## Written problem
Among the lines below, count those with "active". Give the total alone.

+ + + + +

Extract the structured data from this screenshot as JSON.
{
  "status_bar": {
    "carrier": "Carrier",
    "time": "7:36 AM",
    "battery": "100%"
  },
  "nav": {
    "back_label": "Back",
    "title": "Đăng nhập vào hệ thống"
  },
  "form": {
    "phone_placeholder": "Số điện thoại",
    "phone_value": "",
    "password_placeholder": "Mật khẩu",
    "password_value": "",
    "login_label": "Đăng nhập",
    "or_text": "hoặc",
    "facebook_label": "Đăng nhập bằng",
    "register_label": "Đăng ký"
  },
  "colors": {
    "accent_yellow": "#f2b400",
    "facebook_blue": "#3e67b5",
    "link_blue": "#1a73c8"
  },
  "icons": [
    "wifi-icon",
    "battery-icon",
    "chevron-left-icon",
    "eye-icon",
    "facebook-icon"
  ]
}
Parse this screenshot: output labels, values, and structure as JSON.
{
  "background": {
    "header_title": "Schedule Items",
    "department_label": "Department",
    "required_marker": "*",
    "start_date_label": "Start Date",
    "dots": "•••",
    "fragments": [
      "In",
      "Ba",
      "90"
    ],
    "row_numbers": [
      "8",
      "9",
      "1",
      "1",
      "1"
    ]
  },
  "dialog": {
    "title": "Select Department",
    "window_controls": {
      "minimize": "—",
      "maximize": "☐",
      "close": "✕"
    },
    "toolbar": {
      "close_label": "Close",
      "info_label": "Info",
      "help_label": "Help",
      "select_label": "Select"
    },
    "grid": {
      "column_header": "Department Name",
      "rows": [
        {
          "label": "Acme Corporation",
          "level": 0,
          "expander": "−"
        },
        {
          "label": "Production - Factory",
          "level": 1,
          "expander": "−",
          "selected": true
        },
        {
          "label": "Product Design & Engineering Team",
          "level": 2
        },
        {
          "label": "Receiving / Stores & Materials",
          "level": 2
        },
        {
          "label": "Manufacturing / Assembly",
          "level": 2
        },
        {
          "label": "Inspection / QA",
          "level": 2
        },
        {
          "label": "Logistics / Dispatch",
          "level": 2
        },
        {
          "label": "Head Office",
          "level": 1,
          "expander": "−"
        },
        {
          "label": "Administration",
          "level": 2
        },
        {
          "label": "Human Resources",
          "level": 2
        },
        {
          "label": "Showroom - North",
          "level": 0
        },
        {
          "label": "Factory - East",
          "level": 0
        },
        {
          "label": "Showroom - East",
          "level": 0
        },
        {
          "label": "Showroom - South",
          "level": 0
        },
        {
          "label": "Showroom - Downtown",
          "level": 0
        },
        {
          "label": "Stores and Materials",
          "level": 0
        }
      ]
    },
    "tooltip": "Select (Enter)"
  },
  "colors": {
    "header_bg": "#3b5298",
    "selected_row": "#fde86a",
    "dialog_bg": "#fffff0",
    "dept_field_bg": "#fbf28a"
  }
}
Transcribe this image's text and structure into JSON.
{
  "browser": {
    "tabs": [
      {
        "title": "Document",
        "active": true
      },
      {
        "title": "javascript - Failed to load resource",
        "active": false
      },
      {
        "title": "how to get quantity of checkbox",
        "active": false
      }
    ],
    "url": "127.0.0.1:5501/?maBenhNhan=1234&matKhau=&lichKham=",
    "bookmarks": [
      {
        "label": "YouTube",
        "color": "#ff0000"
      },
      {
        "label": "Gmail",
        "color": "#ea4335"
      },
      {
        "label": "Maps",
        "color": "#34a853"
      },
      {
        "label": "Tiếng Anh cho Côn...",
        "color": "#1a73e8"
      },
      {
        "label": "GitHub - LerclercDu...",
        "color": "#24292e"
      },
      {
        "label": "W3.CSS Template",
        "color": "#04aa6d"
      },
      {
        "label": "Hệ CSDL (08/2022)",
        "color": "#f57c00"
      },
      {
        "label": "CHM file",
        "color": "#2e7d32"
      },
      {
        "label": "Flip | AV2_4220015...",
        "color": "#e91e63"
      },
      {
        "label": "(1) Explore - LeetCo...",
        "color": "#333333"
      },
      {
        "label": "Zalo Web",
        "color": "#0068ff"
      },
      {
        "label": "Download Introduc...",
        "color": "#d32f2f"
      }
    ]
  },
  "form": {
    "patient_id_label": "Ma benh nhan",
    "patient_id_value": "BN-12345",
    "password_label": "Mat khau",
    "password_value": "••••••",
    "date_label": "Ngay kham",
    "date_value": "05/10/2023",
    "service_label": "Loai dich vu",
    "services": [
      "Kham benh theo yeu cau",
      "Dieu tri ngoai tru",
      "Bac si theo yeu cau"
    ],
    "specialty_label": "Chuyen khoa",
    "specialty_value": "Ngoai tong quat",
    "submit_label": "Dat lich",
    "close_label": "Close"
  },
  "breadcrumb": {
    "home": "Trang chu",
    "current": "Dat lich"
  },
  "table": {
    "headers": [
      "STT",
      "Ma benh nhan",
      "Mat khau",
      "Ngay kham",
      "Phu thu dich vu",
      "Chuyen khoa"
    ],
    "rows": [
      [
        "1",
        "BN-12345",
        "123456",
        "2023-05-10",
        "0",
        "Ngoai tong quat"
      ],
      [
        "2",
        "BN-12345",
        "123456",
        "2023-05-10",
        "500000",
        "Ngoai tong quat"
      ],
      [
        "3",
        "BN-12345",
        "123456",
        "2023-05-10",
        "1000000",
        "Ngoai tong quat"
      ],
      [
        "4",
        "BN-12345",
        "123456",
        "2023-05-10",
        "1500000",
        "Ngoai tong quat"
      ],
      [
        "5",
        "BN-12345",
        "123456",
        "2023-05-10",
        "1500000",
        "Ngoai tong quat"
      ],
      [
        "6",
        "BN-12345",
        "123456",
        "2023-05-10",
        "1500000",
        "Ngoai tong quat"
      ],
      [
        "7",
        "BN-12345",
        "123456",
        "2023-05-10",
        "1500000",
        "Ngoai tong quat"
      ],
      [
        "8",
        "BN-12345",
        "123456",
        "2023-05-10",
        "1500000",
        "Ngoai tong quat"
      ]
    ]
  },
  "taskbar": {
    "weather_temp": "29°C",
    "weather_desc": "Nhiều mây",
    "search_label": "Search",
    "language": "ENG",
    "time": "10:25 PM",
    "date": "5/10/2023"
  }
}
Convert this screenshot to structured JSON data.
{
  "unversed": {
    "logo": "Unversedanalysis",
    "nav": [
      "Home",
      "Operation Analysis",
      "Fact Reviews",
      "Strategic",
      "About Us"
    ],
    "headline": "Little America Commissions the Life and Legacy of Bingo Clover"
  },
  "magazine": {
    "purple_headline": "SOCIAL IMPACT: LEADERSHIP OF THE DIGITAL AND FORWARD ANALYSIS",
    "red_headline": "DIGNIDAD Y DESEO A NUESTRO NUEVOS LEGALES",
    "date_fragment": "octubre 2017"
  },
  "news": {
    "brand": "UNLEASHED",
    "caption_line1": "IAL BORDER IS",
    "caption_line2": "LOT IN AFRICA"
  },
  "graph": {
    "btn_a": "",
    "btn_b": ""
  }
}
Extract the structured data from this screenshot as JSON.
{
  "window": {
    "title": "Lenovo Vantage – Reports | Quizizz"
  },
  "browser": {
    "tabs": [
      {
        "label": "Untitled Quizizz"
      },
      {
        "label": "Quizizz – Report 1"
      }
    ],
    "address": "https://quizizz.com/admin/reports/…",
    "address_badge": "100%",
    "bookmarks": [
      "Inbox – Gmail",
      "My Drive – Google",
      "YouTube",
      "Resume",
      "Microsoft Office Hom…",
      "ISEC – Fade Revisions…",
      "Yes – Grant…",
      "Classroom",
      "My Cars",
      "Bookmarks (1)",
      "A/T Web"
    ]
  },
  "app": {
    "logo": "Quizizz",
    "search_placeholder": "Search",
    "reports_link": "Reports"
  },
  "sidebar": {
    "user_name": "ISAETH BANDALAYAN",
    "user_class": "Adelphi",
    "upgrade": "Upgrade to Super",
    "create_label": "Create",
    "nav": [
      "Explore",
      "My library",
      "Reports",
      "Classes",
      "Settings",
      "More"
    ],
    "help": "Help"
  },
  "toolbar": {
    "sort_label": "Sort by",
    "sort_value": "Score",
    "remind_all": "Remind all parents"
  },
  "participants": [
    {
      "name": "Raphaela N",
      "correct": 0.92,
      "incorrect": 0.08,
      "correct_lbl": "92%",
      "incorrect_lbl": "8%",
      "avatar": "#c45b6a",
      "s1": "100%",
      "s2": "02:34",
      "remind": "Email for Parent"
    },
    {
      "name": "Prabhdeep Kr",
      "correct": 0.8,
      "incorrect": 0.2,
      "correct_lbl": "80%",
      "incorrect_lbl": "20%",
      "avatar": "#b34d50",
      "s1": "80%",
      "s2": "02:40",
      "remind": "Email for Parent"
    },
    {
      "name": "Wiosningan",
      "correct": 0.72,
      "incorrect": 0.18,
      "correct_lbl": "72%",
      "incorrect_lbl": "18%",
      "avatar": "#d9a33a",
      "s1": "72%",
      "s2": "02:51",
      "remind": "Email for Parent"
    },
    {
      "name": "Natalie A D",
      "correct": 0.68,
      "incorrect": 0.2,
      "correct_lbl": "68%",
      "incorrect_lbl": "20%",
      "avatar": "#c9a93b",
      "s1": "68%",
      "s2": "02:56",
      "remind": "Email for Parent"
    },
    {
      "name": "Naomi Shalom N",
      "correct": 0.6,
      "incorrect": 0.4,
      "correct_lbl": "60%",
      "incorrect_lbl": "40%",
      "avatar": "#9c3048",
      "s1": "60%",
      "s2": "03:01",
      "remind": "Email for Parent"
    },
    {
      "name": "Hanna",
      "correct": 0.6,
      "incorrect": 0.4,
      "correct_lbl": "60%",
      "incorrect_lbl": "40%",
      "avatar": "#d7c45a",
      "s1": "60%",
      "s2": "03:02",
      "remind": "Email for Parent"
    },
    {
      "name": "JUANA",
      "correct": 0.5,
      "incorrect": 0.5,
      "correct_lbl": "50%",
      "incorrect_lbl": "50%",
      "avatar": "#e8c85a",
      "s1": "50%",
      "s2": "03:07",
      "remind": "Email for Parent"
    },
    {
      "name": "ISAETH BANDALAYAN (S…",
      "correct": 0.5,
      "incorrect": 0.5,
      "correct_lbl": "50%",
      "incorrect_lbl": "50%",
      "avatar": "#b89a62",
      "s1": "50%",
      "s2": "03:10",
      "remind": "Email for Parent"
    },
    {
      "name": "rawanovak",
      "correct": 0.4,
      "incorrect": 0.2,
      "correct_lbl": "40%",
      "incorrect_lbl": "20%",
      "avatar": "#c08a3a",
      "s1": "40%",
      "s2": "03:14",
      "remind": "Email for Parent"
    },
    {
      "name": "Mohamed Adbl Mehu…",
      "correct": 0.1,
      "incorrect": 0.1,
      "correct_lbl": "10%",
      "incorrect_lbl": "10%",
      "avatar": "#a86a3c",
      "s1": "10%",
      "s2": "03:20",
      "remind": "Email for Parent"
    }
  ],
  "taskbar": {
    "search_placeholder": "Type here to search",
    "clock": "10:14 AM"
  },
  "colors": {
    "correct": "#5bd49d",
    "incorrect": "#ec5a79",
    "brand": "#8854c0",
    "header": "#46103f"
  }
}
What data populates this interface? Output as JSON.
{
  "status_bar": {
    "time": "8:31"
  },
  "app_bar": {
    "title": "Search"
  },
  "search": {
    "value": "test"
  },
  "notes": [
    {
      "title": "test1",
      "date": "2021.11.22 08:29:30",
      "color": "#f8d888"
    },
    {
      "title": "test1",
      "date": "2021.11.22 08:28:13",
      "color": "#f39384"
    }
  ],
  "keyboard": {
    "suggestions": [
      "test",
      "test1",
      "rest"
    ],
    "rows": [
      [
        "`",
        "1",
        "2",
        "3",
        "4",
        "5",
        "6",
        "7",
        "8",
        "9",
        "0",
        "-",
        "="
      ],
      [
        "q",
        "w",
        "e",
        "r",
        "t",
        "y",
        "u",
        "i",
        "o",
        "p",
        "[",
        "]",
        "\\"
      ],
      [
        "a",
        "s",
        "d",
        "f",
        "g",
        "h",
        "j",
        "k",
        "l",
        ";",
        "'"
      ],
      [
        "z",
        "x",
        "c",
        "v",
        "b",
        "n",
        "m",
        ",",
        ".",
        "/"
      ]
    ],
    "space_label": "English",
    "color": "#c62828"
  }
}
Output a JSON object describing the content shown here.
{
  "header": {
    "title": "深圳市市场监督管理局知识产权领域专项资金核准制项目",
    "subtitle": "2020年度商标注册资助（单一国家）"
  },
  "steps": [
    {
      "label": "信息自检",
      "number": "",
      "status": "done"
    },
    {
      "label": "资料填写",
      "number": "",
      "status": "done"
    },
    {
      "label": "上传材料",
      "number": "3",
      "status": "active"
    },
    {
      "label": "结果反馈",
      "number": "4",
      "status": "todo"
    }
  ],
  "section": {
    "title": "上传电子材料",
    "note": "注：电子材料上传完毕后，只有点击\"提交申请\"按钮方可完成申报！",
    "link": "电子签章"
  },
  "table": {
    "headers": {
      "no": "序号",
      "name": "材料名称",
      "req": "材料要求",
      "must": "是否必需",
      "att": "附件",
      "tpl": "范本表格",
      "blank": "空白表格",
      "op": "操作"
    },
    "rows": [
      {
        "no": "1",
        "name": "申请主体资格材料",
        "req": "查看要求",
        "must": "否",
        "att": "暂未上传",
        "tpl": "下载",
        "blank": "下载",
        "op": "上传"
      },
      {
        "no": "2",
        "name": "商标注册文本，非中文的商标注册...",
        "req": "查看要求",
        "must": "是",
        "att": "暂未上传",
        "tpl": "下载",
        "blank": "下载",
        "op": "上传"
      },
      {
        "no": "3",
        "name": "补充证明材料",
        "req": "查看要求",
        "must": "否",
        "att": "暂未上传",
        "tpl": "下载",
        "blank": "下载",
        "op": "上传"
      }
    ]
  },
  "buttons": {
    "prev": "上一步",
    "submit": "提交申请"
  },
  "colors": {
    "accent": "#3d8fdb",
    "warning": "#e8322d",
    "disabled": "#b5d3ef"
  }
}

+ + + + +

## Exercise response
4